BRIEF: Output the entries verbatim, including every line.

RECORDS FOR THIS EXERCISE:
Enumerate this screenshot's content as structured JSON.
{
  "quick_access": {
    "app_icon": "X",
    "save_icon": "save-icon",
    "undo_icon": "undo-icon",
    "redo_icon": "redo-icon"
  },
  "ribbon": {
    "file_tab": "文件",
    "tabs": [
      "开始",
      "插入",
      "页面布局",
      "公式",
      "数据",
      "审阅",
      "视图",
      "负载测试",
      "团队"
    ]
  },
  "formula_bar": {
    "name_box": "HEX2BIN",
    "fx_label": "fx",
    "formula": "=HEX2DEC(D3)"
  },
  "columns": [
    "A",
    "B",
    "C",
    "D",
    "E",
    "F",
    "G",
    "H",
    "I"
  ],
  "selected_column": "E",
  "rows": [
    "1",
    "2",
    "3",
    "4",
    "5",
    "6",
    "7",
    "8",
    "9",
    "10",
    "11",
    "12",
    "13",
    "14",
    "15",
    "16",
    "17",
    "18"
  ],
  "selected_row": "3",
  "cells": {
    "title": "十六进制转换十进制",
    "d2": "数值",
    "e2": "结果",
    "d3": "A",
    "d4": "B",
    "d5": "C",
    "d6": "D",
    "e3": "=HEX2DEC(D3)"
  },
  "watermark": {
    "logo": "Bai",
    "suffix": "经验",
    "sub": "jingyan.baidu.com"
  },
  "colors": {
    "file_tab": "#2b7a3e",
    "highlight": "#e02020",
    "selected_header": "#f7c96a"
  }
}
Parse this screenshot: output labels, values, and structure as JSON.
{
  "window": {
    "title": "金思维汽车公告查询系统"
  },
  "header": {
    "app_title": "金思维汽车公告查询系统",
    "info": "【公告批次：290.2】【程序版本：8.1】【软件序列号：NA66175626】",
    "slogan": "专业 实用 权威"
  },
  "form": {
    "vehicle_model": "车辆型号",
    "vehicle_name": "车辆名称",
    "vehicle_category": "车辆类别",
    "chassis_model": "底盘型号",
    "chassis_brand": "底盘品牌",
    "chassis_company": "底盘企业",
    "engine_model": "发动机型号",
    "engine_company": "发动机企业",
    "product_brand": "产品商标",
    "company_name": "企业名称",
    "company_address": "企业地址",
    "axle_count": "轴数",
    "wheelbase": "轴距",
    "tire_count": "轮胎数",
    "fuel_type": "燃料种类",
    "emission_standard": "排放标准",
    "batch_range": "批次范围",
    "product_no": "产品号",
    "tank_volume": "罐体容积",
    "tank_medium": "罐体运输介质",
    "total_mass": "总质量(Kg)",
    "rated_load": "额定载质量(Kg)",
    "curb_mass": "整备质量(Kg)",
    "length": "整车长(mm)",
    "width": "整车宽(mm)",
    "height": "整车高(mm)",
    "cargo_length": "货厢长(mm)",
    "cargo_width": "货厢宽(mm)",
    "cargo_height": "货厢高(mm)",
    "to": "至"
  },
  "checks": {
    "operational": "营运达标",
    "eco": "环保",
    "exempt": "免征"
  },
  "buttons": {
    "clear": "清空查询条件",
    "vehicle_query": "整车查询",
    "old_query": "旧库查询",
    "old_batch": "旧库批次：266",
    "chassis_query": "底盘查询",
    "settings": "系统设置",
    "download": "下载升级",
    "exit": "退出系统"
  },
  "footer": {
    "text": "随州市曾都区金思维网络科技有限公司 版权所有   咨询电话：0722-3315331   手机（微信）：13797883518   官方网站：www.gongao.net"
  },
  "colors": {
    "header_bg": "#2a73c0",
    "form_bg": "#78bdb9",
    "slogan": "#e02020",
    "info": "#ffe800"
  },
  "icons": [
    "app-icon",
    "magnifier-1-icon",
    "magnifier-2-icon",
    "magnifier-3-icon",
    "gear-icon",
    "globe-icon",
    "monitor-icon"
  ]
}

WRITTEN ANSWER:
Enumerate this screenshot's content as structured JSON.
{
  "quick_access": {
    "app_icon": "X",
    "save_icon": "save-icon",
    "undo_icon": "undo-icon",
    "redo_icon": "redo-icon"
  },
  "ribbon": {
    "file_tab": "文件",
    "tabs": [
      "开始",
      "插入",
      "页面布局",
      "公式",
      "数据",
      "审阅",
      "视图",
      "负载测试",
      "团队"
    ]
  },
  "formula_bar": {
    "name_box": "HEX2BIN",
    "fx_label": "fx",
    "formula": "=HEX2DEC(D3)"
  },
  "columns": [
    "A",
    "B",
    "C",
    "D",
    "E",
    "F",
    "G",
    "H",
    "I"
  ],
  "selected_column": "E",
  "rows": [
    "1",
    "2",
    "3",
    "4",
    "5",
    "6",
    "7",
    "8",
    "9",
    "10",
    "11",
    "12",
    "13",
    "14",
    "15",
    "16",
    "17",
    "18"
  ],
  "selected_row": "3",
  "cells": {
    "title": "十六进制转换十进制",
    "d2": "数值",
    "e2": "结果",
    "d3": "A",
    "d4": "B",
    "d5": "C",
    "d6": "D",
    "e3": "=HEX2DEC(D3)"
  },
  "watermark": {
    "logo": "Bai",
    "suffix": "经验",
    "sub": "jingyan.baidu.com"
  },
  "colors": {
    "file_tab": "#2b7a3e",
    "highlight": "#e02020",
    "selected_header": "#f7c96a"
  }
}
Parse this screenshot: output labels, values, and structure as JSON.
{
  "window": {
    "title": "金思维汽车公告查询系统"
  },
  "header": {
    "app_title": "金思维汽车公告查询系统",
    "info": "【公告批次：290.2】【程序版本：8.1】【软件序列号：NA66175626】",
    "slogan": "专业 实用 权威"
  },
  "form": {
    "vehicle_model": "车辆型号",
    "vehicle_name": "车辆名称",
    "vehicle_category": "车辆类别",
    "chassis_model": "底盘型号",
    "chassis_brand": "底盘品牌",
    "chassis_company": "底盘企业",
    "engine_model": "发动机型号",
    "engine_company": "发动机企业",
    "product_brand": "产品商标",
    "company_name": "企业名称",
    "company_address": "企业地址",
    "axle_count": "轴数",
    "wheelbase": "轴距",
    "tire_count": "轮胎数",
    "fuel_type": "燃料种类",
    "emission_standard": "排放标准",
    "batch_range": "批次范围",
    "product_no": "产品号",
    "tank_volume": "罐体容积",
    "tank_medium": "罐体运输介质",
    "total_mass": "总质量(Kg)",
    "rated_load": "额定载质量(Kg)",
    "curb_mass": "整备质量(Kg)",
    "length": "整车长(mm)",
    "width": "整车宽(mm)",
    "height": "整车高(mm)",
    "cargo_length": "货厢长(mm)",
    "cargo_width": "货厢宽(mm)",
    "cargo_height": "货厢高(mm)",
    "to": "至"
  },
  "checks": {
    "operational": "营运达标",
    "eco": "环保",
    "exempt": "免征"
  },
  "buttons": {
    "clear": "清空查询条件",
    "vehicle_query": "整车查询",
    "old_query": "旧库查询",
    "old_batch": "旧库批次：266",
    "chassis_query": "底盘查询",
    "settings": "系统设置",
    "download": "下载升级",
    "exit": "退出系统"
  },
  "footer": {
    "text": "随州市曾都区金思维网络科技有限公司 版权所有   咨询电话：0722-3315331   手机（微信）：13797883518   官方网站：www.gongao.net"
  },
  "colors": {
    "header_bg": "#2a73c0",
    "form_bg": "#78bdb9",
    "slogan": "#e02020",
    "info": "#ffe800"
  },
  "icons": [
    "app-icon",
    "magnifier-1-icon",
    "magnifier-2-icon",
    "magnifier-3-icon",
    "gear-icon",
    "globe-icon",
    "monitor-icon"
  ]
}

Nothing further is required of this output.